Short task:
Review the material and extract every line in which the word "this" occurs.

============================================================

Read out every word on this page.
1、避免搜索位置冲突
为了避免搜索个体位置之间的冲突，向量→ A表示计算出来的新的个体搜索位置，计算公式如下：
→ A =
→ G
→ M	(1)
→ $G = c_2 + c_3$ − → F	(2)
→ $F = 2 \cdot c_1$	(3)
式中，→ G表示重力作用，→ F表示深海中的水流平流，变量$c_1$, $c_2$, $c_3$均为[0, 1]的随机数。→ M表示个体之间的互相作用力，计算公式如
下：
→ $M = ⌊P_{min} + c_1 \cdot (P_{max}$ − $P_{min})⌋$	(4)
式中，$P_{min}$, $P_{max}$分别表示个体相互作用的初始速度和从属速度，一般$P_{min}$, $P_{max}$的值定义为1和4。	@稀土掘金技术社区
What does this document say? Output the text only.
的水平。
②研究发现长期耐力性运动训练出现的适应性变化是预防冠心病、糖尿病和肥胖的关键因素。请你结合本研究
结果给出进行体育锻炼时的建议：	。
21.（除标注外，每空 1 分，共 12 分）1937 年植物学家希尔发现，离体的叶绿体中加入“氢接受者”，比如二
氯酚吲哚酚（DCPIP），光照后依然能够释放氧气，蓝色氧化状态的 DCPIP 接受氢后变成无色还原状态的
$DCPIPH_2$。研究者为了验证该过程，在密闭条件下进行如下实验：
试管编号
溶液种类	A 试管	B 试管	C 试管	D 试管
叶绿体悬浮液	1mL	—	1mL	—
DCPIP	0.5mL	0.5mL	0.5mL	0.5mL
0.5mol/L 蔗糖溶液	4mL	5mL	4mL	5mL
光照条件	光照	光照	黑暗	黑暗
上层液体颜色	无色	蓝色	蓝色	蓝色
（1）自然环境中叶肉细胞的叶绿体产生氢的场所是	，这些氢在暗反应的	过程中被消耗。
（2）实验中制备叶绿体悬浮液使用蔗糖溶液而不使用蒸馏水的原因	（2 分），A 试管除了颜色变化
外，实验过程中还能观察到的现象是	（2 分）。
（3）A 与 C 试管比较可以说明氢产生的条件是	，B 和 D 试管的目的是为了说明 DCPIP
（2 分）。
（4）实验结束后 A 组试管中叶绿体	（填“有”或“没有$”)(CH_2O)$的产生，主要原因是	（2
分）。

============================================================

Written response:
Read out every word on this page.
What does this document say? Output the text only.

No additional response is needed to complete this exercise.